§ **AIM**
The entries below need to be written out exactly, with no pictures included.

◆ ◆ ◆ ◆

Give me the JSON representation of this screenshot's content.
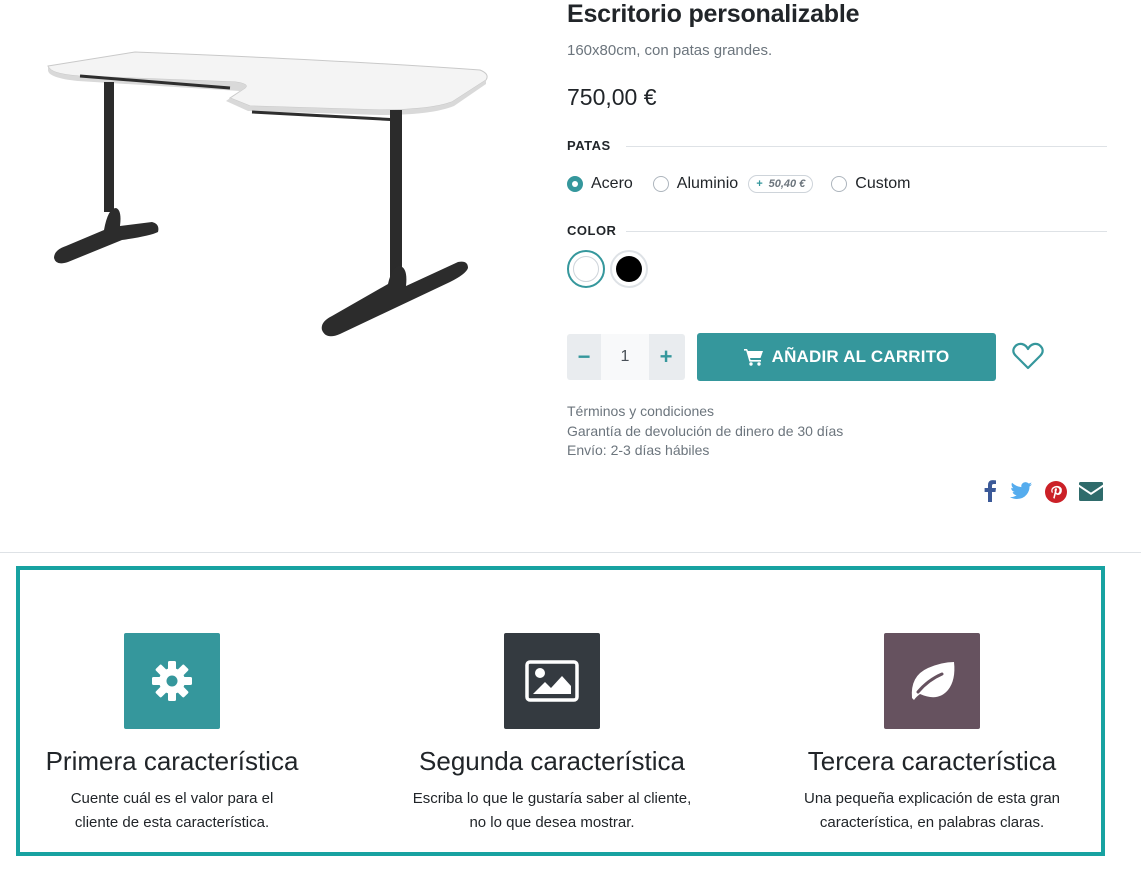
{
  "product": {
    "title": "Escritorio personalizable",
    "subtitle": "160x80cm, con patas grandes.",
    "price": "750,00 €"
  },
  "attributes": {
    "legs": {
      "label": "PATAS",
      "options": [
        {
          "label": "Acero",
          "checked": true
        },
        {
          "label": "Aluminio",
          "checked": false,
          "extra_plus": "+",
          "extra_price": "50,40 €"
        },
        {
          "label": "Custom",
          "checked": false
        }
      ]
    },
    "color": {
      "label": "COLOR",
      "swatches": [
        {
          "name": "white",
          "color": "#ffffff",
          "selected": true
        },
        {
          "name": "black",
          "color": "#000000",
          "selected": false
        }
      ]
    }
  },
  "quantity": {
    "value": "1",
    "minus": "−",
    "plus": "+"
  },
  "cart_button": {
    "label": "AÑADIR AL CARRITO",
    "icon": "shopping-cart-icon"
  },
  "wishlist": {
    "icon": "heart-icon"
  },
  "info": {
    "terms": "Términos y condiciones",
    "guarantee": "Garantía de devolución de dinero de 30 días",
    "shipping": "Envío: 2-3 días hábiles"
  },
  "share": [
    {
      "icon": "facebook-icon",
      "color": "#3b5998"
    },
    {
      "icon": "twitter-icon",
      "color": "#55acee"
    },
    {
      "icon": "pinterest-icon",
      "color": "#cb2027"
    },
    {
      "icon": "email-icon",
      "color": "#2f6b6b"
    }
  ],
  "features": [
    {
      "title": "Primera característica",
      "desc_line1": "Cuente cuál es el valor para el",
      "desc_line2": "cliente de esta característica.",
      "icon": "gear-icon",
      "bg": "#35979c"
    },
    {
      "title": "Segunda característica",
      "desc_line1": "Escriba lo que le gustaría saber al cliente,",
      "desc_line2": "no lo que desea mostrar.",
      "icon": "image-icon",
      "bg": "#343a40"
    },
    {
      "title": "Tercera característica",
      "desc_line1": "Una pequeña explicación de esta gran",
      "desc_line2": "característica, en palabras claras.",
      "icon": "leaf-icon",
      "bg": "#66525f"
    }
  ]
}
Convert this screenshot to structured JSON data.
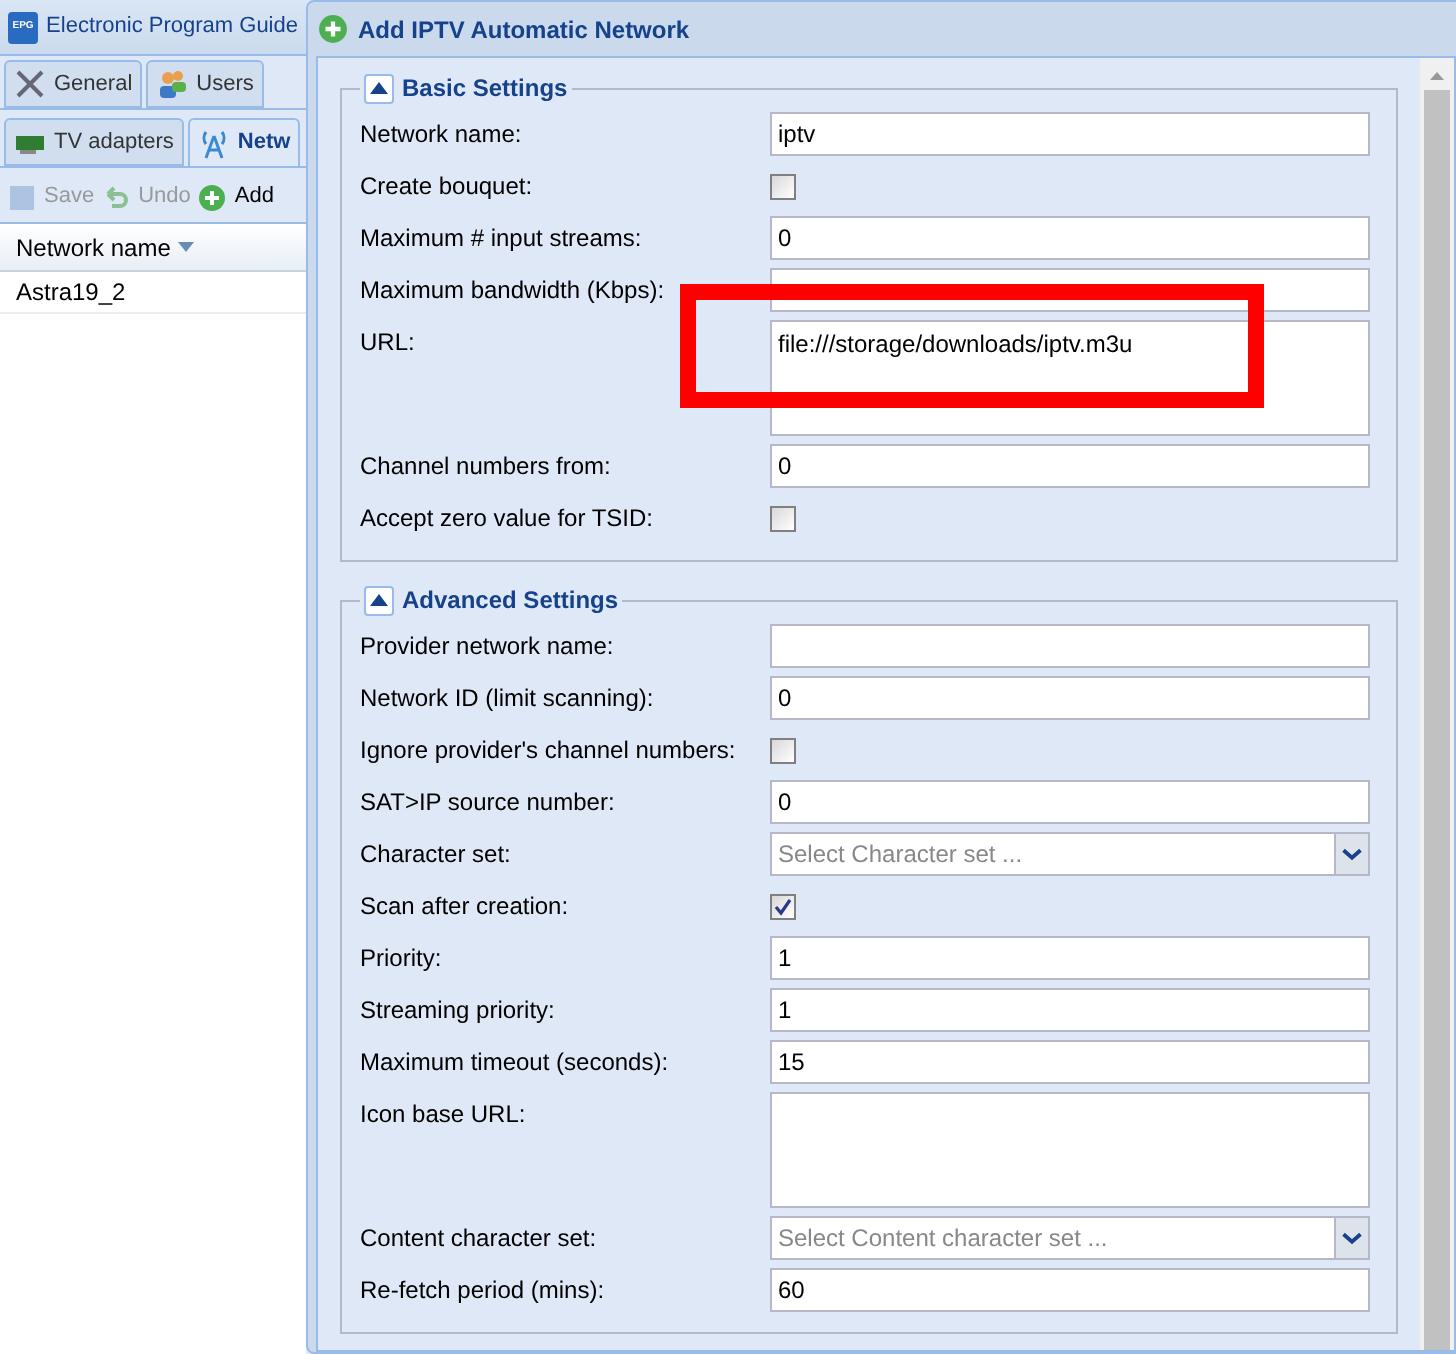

◆ ◆ ◆ ◆

§ **EXERCISE ANSWER**
Give me the JSON representation of this screenshot's content.
{
  "product": {
    "title": "Escritorio personalizable",
    "subtitle": "160x80cm, con patas grandes.",
    "price": "750,00 €"
  },
  "attributes": {
    "legs": {
      "label": "PATAS",
      "options": [
        {
          "label": "Acero",
          "checked": true
        },
        {
          "label": "Aluminio",
          "checked": false,
          "extra_plus": "+",
          "extra_price": "50,40 €"
        },
        {
          "label": "Custom",
          "checked": false
        }
      ]
    },
    "color": {
      "label": "COLOR",
      "swatches": [
        {
          "name": "white",
          "color": "#ffffff",
          "selected": true
        },
        {
          "name": "black",
          "color": "#000000",
          "selected": false
        }
      ]
    }
  },
  "quantity": {
    "value": "1",
    "minus": "−",
    "plus": "+"
  },
  "cart_button": {
    "label": "AÑADIR AL CARRITO",
    "icon": "shopping-cart-icon"
  },
  "wishlist": {
    "icon": "heart-icon"
  },
  "info": {
    "terms": "Términos y condiciones",
    "guarantee": "Garantía de devolución de dinero de 30 días",
    "shipping": "Envío: 2-3 días hábiles"
  },
  "share": [
    {
      "icon": "facebook-icon",
      "color": "#3b5998"
    },
    {
      "icon": "twitter-icon",
      "color": "#55acee"
    },
    {
      "icon": "pinterest-icon",
      "color": "#cb2027"
    },
    {
      "icon": "email-icon",
      "color": "#2f6b6b"
    }
  ],
  "features": [
    {
      "title": "Primera característica",
      "desc_line1": "Cuente cuál es el valor para el",
      "desc_line2": "cliente de esta característica.",
      "icon": "gear-icon",
      "bg": "#35979c"
    },
    {
      "title": "Segunda característica",
      "desc_line1": "Escriba lo que le gustaría saber al cliente,",
      "desc_line2": "no lo que desea mostrar.",
      "icon": "image-icon",
      "bg": "#343a40"
    },
    {
      "title": "Tercera característica",
      "desc_line1": "Una pequeña explicación de esta gran",
      "desc_line2": "característica, en palabras claras.",
      "icon": "leaf-icon",
      "bg": "#66525f"
    }
  ]
}
Convert this screenshot to structured JSON data.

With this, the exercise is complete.